### INSTRUCTIONS
**a.** In the BCE text, what was BCE's revenue for 2009?
**b.** Rewrite the paragraph of the BCE text that begins "With a market value of C$23 billion" as a short bulleted list that keeps its main facts.
**c.** List every factor that the last paragraph of the BCE text says will, once recognized, decrease the yield to the 4.5% level.

### SOURCE DOCUMENT
- - -

With a market value of C$23 billion and 2009 revenue of C$17.7 billion, BCE booked C$7 billion in earnings before interest, taxes, depreciation and amortization, C$1.46 billion of which was free cash flow available to pay dividends and repurchase shares. Earnings per share were up 11% to C$2.50 last year, and company guidance pegs EPS at C$2.65 to C$2.75 for 2010. By contrast, AT&T and Verizon are expected to have flat to slightly lower earnings.
Table: Strengthening Signals .As capital spending on wireless-network upgrades has peaked, and as wire-line-customer attrition seems to be stabilizing rather than accelerating, BCE expects free cash flow to rise to C$2 billion this year. This leaves ample flexibility for the company to keep raising its dividend -- which it did three times in 2009, for a total of 19% -- to the current annual C$1.74 a share, making for a 5.8% indicated yield. In addition to a stated focus on increasing its dividend, BCE's balance sheet allows it to buy back stock; it now has a C$500 million repurchase authorization. The shares could easily trade 10% higher over the next year, offering a high-teens-percentage total return.
Kathleen Anderson, co-manager of the BlackRock Equity Dividend Fund and lead manager of the BlackRock Utilities and Telecommunications Fund, calls this "the best of both worlds," a "shareholder-friendly" company that offers both income and good total-return potential.
My prediction is that within a year BCE will trade at least $42.50. I expect the dividend will increase by not less than 10% to $1.92 or more per share. As well, recognition of revenue growth, earnings growth, dividend growth, outstanding management, and new Canadian open door policy for foreign investment in telecom will decrease yield to 4.5% level.

- - -

### SOURCE INFORMATION
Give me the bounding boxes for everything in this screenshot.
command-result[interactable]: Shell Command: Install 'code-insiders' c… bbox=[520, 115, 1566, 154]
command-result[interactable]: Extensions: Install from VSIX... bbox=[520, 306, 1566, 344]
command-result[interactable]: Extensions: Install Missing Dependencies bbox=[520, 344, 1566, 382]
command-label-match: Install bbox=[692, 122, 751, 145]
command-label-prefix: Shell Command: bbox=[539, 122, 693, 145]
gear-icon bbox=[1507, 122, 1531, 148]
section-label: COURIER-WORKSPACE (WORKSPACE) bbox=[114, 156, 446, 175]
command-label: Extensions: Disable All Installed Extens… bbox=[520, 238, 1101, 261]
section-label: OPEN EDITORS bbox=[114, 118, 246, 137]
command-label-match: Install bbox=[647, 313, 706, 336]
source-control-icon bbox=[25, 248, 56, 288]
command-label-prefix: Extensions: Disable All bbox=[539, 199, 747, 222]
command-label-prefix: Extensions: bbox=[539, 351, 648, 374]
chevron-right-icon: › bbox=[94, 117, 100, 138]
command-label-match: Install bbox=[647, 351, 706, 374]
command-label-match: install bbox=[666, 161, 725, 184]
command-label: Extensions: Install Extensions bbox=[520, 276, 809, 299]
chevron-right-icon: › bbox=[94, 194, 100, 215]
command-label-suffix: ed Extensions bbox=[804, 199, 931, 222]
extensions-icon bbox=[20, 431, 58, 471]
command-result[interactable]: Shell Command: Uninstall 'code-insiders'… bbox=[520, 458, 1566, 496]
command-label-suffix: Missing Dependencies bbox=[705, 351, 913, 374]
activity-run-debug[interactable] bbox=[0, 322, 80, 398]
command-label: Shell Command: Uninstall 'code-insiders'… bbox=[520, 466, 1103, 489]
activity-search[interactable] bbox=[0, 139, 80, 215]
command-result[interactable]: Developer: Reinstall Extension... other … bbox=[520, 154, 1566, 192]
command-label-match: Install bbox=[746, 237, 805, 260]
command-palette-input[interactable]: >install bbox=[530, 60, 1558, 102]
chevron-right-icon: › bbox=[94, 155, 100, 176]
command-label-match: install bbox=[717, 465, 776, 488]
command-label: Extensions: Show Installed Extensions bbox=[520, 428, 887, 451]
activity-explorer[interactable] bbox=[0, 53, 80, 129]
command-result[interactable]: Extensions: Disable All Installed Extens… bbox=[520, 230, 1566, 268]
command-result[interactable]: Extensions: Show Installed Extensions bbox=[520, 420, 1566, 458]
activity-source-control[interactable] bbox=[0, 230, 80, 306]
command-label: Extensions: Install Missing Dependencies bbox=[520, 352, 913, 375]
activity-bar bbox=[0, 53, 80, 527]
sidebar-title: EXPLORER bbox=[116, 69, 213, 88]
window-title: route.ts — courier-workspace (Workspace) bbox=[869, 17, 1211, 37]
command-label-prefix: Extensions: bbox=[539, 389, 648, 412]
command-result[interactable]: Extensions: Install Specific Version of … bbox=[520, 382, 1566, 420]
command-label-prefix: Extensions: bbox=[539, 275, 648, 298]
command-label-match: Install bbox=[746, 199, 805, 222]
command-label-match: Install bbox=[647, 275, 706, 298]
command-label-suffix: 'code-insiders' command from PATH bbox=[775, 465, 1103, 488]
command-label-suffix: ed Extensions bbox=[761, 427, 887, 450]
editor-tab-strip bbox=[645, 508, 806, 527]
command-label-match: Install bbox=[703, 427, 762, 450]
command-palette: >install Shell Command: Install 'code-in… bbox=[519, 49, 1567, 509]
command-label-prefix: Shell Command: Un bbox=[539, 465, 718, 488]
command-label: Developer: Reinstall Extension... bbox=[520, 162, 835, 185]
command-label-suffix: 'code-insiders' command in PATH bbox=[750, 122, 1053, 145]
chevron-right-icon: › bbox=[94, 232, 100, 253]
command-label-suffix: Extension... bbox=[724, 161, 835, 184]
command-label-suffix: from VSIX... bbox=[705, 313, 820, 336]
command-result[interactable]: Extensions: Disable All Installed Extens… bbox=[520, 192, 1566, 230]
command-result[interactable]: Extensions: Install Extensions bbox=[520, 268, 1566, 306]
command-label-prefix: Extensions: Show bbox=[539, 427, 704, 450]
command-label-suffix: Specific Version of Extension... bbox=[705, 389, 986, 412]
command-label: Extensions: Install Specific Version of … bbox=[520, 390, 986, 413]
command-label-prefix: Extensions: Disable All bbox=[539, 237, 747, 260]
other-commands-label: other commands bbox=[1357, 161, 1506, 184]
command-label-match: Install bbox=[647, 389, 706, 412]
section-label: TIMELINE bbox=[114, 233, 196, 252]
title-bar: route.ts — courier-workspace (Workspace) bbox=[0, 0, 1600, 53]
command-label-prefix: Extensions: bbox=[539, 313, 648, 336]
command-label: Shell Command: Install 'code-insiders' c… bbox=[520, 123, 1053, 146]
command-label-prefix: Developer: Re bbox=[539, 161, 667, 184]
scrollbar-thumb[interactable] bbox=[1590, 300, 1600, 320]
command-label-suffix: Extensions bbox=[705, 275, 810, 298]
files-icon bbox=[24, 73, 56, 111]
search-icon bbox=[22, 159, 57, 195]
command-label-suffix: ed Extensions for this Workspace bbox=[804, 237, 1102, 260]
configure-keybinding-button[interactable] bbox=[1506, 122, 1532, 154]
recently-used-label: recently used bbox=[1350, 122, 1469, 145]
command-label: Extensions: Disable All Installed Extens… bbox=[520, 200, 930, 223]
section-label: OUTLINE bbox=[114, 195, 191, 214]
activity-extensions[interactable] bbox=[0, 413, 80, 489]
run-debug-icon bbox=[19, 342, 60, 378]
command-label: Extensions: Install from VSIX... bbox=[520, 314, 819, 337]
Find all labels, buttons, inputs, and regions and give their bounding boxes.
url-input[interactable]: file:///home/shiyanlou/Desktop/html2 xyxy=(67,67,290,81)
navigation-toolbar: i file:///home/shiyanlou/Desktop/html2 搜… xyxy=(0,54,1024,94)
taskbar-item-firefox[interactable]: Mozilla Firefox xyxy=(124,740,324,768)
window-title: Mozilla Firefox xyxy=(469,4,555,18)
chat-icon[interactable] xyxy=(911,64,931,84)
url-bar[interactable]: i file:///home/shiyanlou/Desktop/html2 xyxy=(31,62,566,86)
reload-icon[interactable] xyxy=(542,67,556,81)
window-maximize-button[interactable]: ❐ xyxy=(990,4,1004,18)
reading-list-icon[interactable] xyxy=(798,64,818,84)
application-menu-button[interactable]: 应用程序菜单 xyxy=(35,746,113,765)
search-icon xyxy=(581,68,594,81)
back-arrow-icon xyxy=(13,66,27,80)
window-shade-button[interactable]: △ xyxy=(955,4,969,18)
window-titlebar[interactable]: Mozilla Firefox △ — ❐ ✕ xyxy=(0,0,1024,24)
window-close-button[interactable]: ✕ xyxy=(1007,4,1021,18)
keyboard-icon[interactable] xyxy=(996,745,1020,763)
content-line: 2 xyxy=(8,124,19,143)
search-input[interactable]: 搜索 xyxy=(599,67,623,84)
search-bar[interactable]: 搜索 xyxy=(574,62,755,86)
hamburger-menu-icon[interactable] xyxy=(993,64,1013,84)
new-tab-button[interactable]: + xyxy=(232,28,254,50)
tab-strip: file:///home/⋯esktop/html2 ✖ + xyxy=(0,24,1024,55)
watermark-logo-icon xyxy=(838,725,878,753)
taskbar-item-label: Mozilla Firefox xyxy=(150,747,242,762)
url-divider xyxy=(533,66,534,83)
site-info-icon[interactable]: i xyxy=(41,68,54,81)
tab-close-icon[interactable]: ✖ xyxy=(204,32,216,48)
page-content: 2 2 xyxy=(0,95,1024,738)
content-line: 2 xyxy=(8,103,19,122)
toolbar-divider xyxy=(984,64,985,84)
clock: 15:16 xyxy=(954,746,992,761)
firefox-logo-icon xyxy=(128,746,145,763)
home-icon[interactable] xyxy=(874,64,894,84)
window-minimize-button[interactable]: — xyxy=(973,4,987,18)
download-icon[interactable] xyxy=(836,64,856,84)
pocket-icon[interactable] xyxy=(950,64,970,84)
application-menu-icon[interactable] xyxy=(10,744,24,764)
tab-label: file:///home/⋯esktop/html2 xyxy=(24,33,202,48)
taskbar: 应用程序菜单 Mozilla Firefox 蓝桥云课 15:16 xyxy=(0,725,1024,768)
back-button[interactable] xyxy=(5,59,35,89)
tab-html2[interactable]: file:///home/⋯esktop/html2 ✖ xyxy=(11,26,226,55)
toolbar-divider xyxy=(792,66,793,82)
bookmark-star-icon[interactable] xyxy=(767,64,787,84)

- - -

### RESPONSES FOR EACH TASK
**a.** C$17.7 billion.

**b.**
- Market value: C$23 billion; 2009 revenue: C$17.7 billion.
- 2009 EBITDA: C$7 billion, including C$1.46 billion of free cash flow available for dividends and share repurchases.
- 2009 earnings per share: up 11% to C$2.50.
- 2010 guidance: EPS of C$2.65 to C$2.75.
- AT&T and Verizon are expected to have flat to slightly lower earnings.

**c.**
- Revenue growth
- Earnings growth
- Dividend growth
- Outstanding management
- New Canadian open door policy for foreign investment in telecom